— start —

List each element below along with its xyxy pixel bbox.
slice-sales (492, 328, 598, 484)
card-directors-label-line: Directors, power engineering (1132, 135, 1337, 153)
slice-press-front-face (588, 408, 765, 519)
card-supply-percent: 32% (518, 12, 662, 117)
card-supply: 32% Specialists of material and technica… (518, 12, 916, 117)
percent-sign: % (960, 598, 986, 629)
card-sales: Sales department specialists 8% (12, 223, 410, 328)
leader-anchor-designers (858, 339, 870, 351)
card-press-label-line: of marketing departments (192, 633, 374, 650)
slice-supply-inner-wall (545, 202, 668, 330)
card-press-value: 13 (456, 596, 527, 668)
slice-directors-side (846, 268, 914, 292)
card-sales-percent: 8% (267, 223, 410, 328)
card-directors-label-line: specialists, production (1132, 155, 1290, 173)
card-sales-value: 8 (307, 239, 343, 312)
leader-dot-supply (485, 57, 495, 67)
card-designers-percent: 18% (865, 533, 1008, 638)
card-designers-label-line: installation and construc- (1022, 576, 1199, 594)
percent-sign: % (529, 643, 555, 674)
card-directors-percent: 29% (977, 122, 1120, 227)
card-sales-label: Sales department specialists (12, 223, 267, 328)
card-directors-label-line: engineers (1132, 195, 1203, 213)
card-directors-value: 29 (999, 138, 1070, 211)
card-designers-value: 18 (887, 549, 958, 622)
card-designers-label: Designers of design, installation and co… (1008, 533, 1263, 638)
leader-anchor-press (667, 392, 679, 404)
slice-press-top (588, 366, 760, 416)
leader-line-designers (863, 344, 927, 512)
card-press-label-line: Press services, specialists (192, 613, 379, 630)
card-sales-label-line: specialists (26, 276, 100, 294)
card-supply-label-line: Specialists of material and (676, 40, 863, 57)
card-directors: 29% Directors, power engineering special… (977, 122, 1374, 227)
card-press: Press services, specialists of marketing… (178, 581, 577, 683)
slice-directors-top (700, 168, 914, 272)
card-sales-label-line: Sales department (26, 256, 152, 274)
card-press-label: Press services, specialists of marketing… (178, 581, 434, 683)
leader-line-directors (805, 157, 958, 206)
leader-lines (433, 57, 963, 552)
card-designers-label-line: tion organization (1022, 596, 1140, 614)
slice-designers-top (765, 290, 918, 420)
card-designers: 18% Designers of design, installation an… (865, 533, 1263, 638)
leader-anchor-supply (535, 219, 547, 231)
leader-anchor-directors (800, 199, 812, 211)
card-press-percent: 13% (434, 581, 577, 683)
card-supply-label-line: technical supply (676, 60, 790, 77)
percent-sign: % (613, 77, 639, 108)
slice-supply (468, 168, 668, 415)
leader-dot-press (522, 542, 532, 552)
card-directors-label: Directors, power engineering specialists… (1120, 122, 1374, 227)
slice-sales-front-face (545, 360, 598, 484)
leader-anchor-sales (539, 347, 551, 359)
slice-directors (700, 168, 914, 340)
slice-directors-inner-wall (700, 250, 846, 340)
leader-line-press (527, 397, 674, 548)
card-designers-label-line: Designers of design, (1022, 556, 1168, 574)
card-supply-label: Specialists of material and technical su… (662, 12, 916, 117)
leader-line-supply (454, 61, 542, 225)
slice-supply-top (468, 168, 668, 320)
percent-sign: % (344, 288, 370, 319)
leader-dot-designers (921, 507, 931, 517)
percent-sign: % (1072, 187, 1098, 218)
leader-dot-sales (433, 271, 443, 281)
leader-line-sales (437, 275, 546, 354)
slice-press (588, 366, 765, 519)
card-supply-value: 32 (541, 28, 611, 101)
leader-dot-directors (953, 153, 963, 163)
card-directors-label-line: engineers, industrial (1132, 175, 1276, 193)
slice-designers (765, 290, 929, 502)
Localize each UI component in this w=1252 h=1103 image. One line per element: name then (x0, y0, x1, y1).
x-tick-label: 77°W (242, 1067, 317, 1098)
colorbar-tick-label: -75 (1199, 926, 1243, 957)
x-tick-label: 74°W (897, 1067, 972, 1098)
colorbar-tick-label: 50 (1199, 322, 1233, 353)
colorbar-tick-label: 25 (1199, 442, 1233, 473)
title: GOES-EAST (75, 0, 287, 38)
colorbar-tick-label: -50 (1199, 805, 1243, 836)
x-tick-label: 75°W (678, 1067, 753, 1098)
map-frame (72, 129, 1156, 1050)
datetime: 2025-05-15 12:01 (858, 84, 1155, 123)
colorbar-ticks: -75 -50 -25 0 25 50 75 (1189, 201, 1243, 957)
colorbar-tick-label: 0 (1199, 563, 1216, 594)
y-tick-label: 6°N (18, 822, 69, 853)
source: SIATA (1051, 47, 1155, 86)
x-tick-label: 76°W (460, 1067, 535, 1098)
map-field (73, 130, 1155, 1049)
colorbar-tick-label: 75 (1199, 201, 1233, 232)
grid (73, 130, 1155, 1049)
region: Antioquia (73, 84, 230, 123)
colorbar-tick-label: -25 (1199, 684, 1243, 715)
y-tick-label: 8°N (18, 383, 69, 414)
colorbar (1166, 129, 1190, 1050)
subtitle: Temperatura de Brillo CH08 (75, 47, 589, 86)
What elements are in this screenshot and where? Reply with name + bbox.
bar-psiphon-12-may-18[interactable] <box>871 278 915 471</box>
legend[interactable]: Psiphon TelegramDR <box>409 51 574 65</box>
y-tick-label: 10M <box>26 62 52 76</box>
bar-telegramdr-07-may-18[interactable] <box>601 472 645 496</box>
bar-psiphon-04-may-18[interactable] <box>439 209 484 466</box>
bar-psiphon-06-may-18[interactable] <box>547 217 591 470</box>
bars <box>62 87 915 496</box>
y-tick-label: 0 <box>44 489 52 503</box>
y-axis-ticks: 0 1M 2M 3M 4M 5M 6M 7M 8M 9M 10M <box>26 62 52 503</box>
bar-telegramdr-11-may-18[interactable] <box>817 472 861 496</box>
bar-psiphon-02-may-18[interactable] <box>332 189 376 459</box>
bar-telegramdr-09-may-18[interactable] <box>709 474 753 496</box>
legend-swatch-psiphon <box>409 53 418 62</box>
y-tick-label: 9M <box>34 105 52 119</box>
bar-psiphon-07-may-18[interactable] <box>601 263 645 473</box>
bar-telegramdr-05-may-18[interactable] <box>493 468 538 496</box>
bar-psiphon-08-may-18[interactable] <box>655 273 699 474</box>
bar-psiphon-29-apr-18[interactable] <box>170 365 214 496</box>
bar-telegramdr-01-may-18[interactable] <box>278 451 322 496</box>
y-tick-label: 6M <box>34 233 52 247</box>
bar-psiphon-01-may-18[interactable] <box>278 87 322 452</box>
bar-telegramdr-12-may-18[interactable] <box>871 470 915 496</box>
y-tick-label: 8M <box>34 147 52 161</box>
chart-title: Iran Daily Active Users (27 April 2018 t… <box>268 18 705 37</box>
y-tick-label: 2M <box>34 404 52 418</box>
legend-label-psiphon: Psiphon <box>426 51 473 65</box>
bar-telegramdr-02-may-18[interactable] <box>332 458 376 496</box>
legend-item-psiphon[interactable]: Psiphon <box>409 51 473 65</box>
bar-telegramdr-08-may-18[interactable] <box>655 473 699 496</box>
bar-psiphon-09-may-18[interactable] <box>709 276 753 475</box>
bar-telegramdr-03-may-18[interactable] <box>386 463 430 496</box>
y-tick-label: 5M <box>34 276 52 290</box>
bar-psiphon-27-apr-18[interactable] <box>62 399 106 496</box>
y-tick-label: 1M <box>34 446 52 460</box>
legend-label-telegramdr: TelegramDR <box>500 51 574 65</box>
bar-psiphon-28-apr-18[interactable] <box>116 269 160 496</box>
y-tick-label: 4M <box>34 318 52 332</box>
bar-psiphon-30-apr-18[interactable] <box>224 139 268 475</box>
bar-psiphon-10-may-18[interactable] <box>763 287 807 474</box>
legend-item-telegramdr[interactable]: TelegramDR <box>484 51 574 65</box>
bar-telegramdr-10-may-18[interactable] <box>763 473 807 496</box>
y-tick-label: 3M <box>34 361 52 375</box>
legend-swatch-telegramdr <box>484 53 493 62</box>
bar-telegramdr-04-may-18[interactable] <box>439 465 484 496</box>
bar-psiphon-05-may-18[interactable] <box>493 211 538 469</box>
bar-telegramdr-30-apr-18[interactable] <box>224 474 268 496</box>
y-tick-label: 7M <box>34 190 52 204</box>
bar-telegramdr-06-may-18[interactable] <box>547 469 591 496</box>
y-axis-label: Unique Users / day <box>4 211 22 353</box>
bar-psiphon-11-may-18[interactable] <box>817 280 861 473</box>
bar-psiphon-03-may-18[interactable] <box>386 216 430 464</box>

— end —

Rewrite the lines from the first one through the line with "card-sales-percent: 8% (267, 223, 410, 328)", changing "Sales department specialists" to "Sales staff" and leaving everything else the same. Give only those lines.

List each element below along with its xyxy pixel bbox.
slice-sales (492, 328, 598, 484)
card-directors-label-line: Directors, power engineering (1132, 135, 1337, 153)
slice-press-front-face (588, 408, 765, 519)
card-supply-percent: 32% (518, 12, 662, 117)
card-supply: 32% Specialists of material and technica… (518, 12, 916, 117)
percent-sign: % (960, 598, 986, 629)
card-sales: Sales staff 8% (12, 223, 410, 328)
leader-anchor-designers (858, 339, 870, 351)
card-press-label-line: of marketing departments (192, 633, 374, 650)
slice-supply-inner-wall (545, 202, 668, 330)
card-press-value: 13 (456, 596, 527, 668)
slice-directors-side (846, 268, 914, 292)
card-sales-percent: 8% (267, 223, 410, 328)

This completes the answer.